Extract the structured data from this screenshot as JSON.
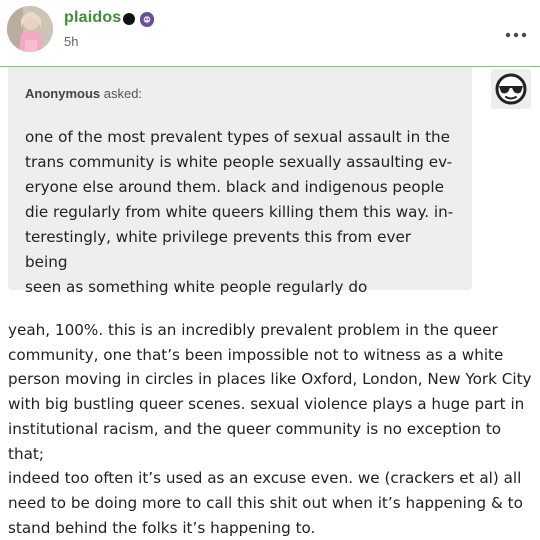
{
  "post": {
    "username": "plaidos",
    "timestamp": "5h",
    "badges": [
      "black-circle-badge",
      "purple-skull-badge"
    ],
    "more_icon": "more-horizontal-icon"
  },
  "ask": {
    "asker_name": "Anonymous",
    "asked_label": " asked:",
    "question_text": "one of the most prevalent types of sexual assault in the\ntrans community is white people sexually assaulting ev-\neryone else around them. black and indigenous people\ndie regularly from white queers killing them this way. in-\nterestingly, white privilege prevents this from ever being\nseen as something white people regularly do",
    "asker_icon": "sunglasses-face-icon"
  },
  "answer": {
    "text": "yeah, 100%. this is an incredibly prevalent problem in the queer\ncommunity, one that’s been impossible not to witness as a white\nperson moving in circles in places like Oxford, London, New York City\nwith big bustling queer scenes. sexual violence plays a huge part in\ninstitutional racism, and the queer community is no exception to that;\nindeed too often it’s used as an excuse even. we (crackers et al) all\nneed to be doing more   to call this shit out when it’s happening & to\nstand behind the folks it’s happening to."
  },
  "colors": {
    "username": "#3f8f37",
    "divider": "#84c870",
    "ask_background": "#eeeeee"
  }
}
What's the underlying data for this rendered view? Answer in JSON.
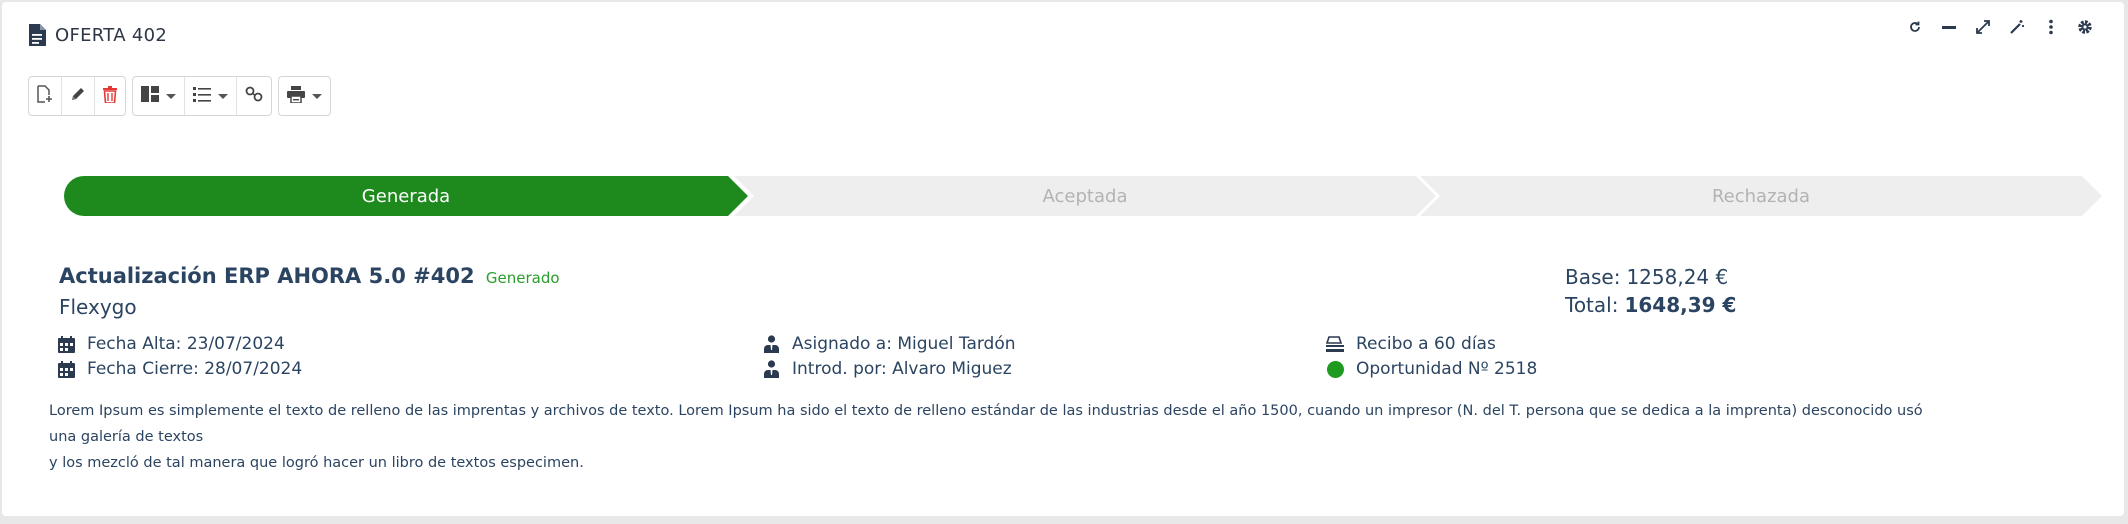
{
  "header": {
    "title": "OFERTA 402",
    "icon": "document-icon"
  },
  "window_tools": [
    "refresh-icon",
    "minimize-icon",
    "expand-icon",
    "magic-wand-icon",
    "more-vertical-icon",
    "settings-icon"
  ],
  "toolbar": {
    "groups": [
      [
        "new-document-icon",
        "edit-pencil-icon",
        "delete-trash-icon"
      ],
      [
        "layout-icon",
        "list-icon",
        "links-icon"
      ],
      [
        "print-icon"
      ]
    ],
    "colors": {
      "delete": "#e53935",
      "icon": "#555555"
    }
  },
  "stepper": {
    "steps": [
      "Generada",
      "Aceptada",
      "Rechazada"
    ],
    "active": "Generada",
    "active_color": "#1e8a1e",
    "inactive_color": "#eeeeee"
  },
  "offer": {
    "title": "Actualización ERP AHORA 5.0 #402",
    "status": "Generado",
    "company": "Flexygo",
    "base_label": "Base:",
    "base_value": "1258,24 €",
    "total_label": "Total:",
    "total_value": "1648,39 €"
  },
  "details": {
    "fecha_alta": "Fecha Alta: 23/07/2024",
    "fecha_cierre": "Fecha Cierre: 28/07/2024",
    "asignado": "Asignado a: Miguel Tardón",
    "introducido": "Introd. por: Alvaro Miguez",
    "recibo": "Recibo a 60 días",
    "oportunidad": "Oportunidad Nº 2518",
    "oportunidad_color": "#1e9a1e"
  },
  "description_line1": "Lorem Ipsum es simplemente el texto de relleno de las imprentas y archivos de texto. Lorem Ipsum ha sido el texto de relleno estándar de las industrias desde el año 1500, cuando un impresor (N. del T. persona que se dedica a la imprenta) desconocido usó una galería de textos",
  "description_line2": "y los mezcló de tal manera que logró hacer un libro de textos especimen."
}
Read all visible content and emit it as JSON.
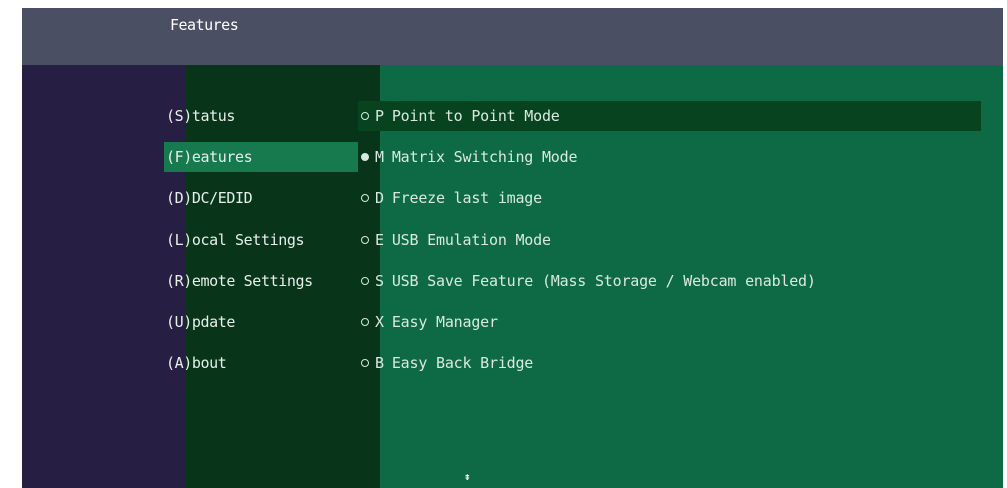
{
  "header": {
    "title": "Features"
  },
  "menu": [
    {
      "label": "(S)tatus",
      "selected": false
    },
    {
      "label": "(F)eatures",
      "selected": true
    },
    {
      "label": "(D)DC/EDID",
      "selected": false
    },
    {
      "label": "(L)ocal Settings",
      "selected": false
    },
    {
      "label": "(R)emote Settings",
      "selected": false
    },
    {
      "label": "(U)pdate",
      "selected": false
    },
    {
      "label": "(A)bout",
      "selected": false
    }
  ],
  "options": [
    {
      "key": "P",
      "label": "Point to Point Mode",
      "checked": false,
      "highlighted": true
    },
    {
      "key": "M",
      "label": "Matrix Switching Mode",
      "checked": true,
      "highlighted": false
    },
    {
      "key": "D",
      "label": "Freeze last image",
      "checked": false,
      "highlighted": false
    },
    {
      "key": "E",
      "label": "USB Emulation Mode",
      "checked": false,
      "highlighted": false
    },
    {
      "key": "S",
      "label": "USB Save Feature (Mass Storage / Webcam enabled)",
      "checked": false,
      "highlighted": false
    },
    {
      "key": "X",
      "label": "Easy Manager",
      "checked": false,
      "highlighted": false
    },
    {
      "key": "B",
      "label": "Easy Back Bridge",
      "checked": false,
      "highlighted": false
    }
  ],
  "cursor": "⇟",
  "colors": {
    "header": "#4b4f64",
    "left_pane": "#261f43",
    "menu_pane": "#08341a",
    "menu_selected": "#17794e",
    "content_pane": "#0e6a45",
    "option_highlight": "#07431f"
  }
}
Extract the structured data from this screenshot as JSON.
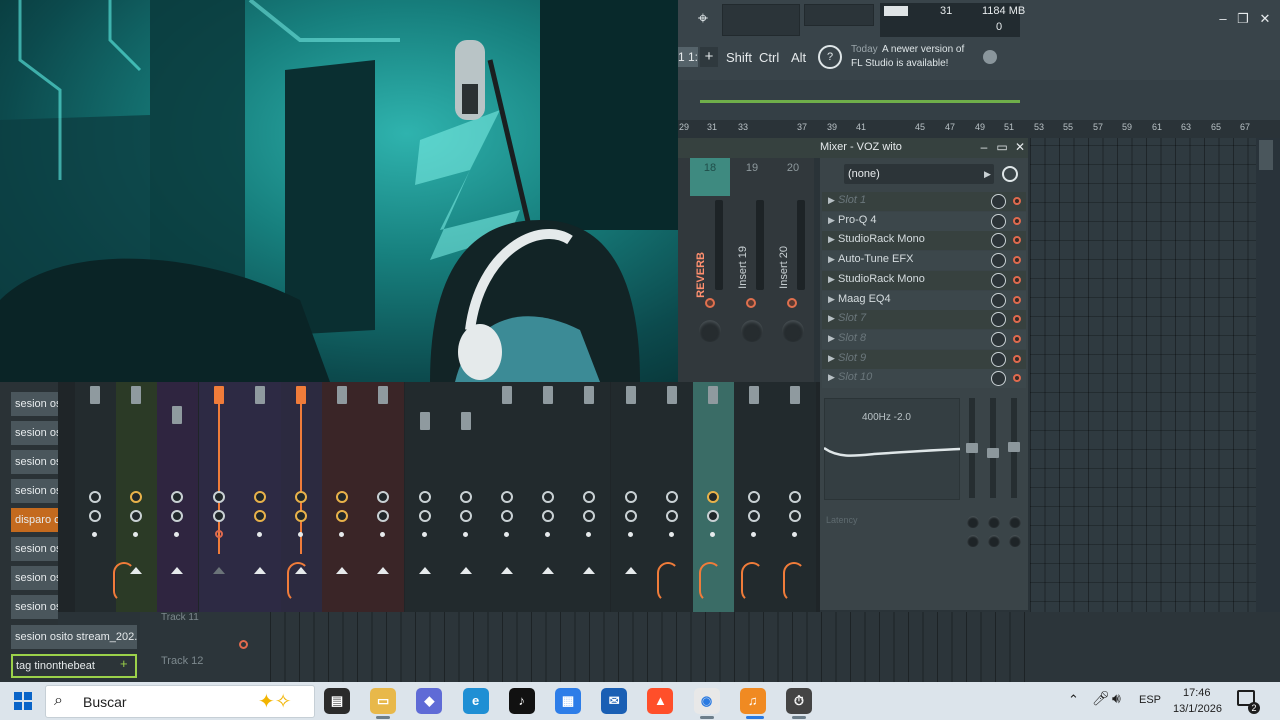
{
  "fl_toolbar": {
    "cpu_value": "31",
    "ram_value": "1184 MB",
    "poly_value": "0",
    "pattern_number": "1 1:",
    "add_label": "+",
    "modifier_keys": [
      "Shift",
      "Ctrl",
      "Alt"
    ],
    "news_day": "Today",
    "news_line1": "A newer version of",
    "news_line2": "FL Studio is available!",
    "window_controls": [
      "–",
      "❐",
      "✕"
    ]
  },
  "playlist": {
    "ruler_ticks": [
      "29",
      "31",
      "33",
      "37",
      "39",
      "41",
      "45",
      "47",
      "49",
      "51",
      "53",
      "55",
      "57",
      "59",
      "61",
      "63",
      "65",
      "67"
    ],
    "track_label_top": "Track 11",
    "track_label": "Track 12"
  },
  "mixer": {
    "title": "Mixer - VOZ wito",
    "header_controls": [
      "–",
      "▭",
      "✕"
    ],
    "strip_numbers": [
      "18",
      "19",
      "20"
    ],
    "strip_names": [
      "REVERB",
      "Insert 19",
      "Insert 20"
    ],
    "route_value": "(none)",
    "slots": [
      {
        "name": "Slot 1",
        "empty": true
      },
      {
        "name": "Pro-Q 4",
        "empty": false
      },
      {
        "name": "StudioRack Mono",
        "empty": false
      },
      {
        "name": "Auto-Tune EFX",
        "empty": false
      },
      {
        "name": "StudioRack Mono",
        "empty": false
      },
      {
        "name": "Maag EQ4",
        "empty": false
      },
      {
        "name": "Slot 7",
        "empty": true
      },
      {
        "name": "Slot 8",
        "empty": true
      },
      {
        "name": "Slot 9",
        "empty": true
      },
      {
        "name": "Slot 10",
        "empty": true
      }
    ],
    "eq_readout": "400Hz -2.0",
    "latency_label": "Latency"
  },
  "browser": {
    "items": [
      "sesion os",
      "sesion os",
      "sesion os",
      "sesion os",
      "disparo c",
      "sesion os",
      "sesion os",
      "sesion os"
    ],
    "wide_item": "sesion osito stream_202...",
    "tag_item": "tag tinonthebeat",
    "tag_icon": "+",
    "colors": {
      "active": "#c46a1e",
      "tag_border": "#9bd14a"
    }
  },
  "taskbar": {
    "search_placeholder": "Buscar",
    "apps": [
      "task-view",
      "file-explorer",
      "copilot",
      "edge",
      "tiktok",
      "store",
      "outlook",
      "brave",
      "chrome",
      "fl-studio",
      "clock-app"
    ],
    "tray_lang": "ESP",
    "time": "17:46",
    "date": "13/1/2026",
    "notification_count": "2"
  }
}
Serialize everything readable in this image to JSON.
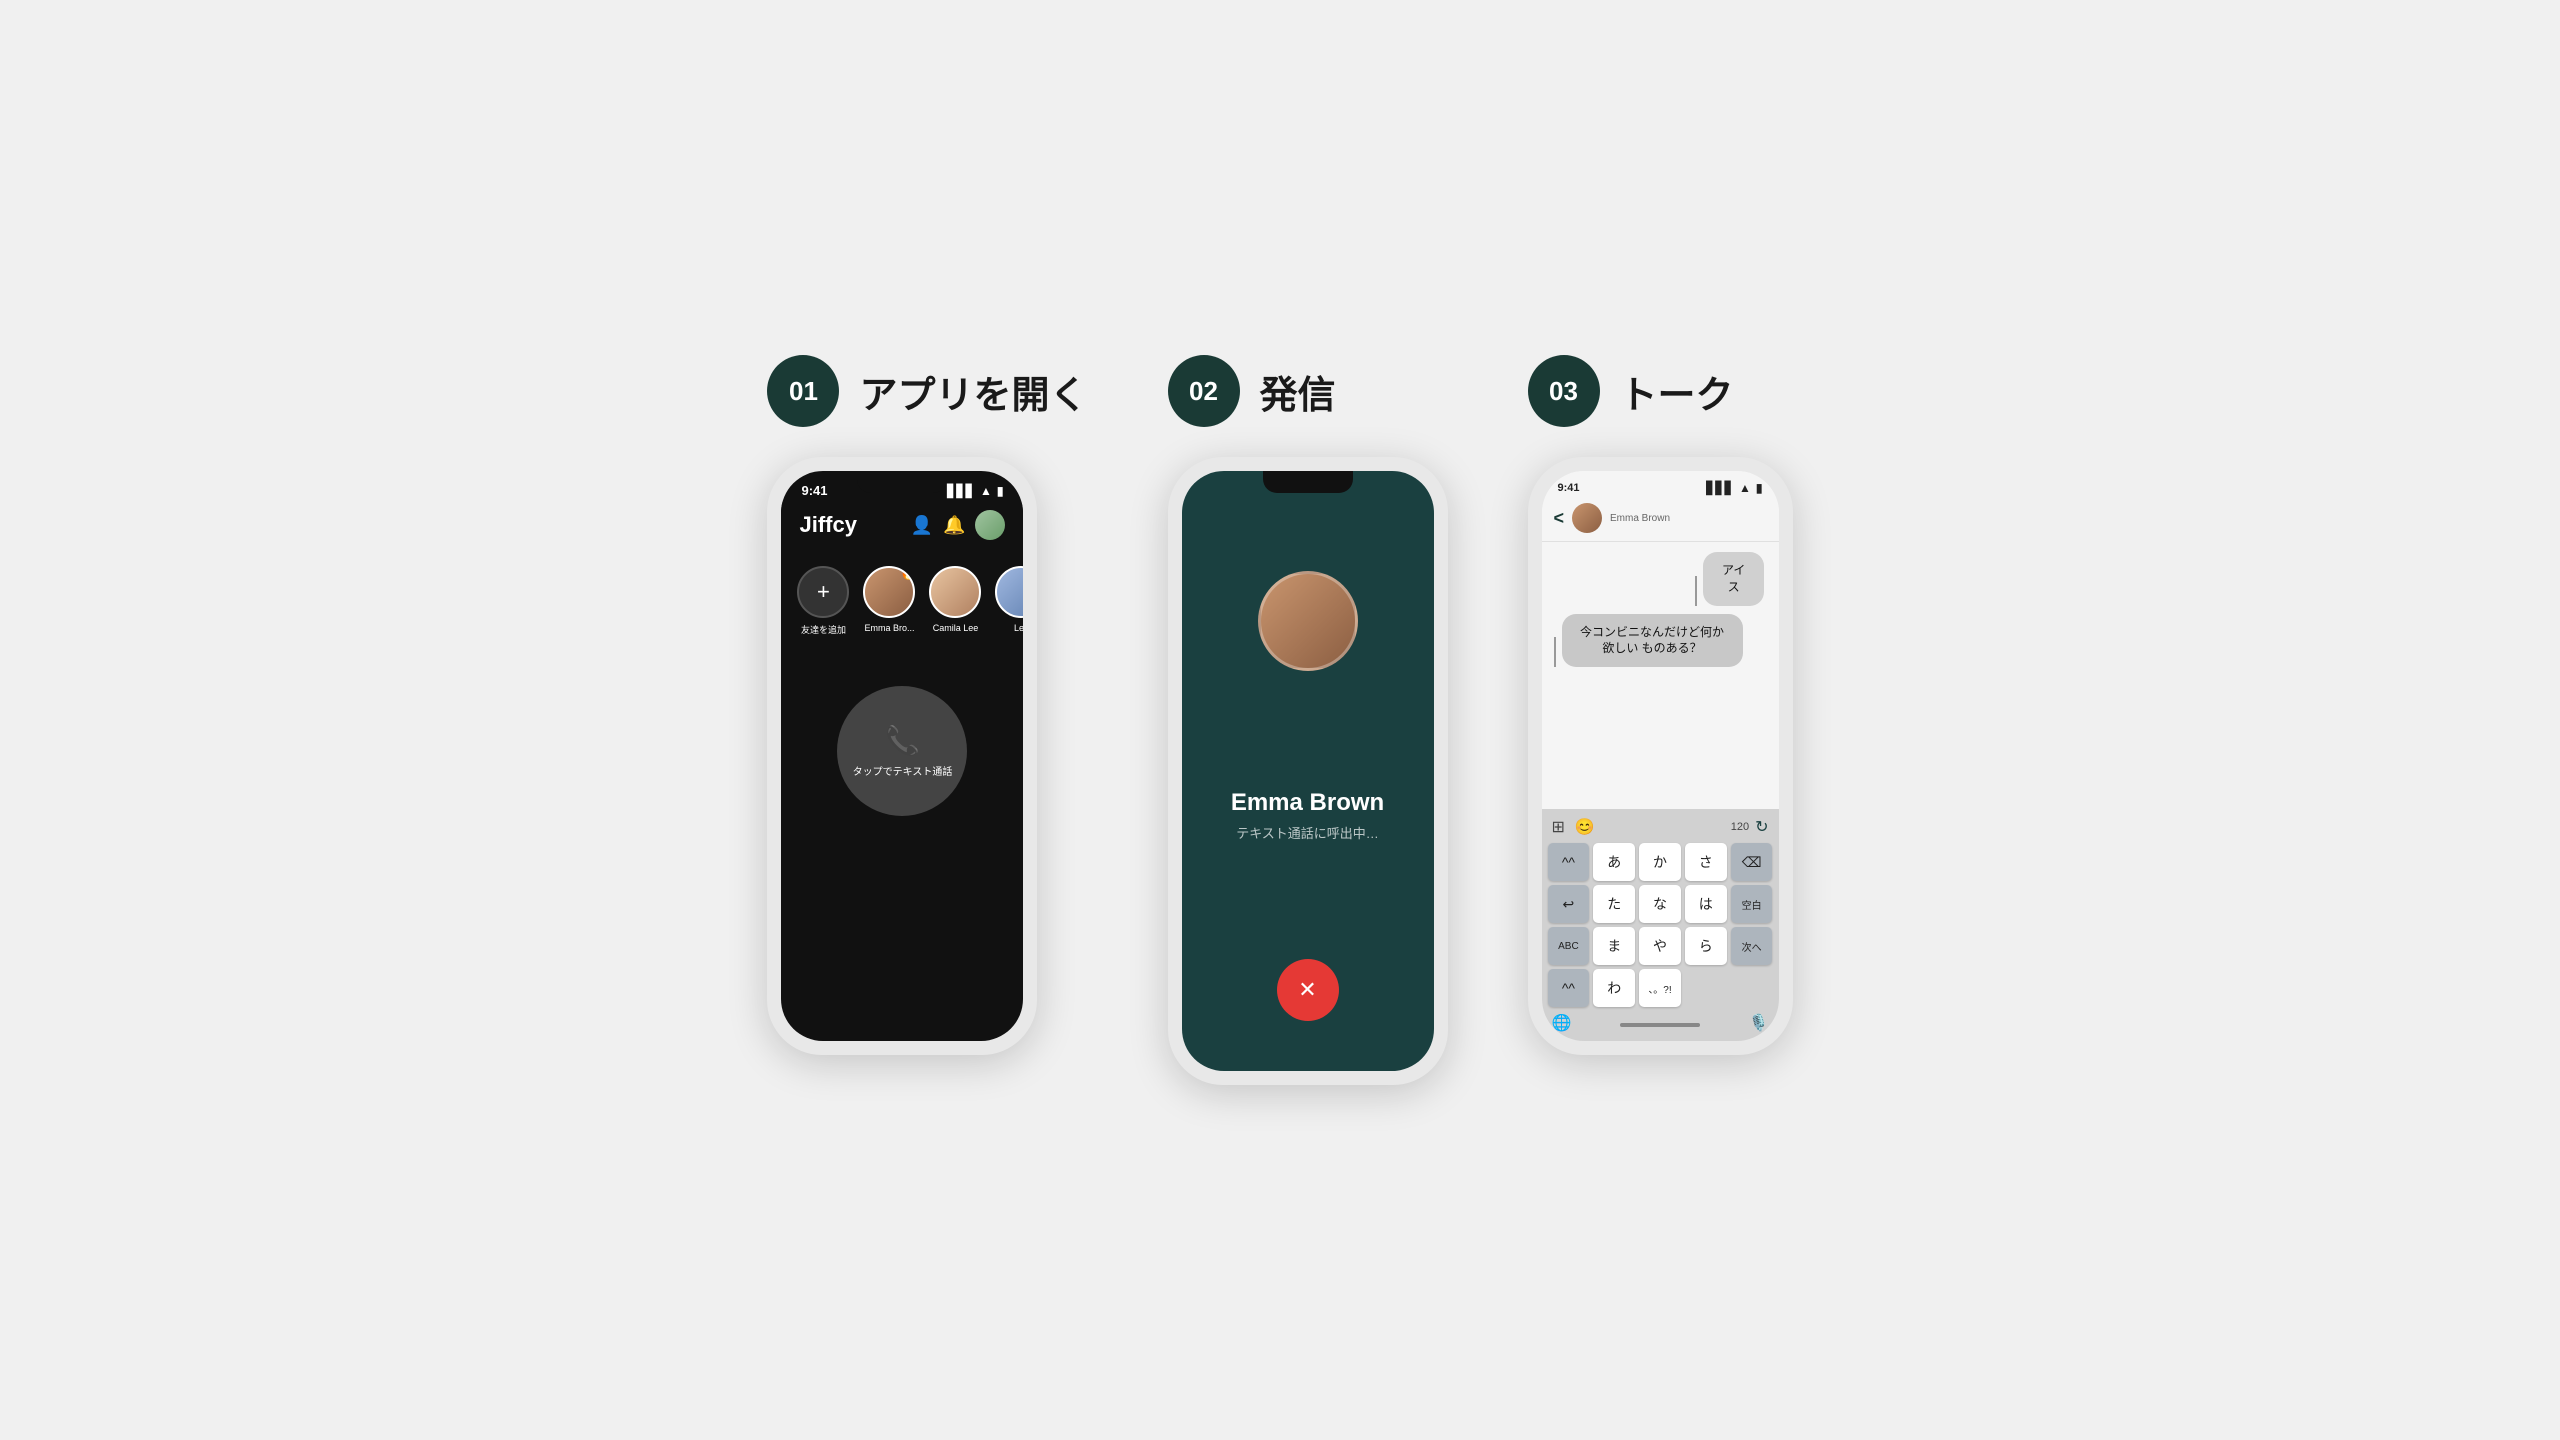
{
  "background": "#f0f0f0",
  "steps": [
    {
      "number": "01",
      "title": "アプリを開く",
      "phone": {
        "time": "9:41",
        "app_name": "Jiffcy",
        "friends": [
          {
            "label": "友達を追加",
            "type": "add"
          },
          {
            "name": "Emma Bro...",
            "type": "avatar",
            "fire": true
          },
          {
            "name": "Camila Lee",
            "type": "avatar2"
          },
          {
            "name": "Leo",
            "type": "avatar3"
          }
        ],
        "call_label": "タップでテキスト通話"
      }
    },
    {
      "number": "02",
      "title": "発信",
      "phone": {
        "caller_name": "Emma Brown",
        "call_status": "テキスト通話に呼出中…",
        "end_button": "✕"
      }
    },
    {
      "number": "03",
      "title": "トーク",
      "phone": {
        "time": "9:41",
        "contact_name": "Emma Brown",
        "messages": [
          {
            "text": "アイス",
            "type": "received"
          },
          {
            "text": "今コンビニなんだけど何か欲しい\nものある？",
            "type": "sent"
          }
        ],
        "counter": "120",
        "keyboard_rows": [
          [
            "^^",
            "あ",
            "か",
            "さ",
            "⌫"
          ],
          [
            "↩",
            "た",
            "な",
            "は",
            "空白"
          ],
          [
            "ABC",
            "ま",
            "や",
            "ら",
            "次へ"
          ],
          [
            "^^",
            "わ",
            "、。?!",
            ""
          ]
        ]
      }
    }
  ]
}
◇ ◇ ◇ ◇
(Task objective) Among the entries above, how many lines hold the word "Track"? Reply with only that number.

(Full output) 2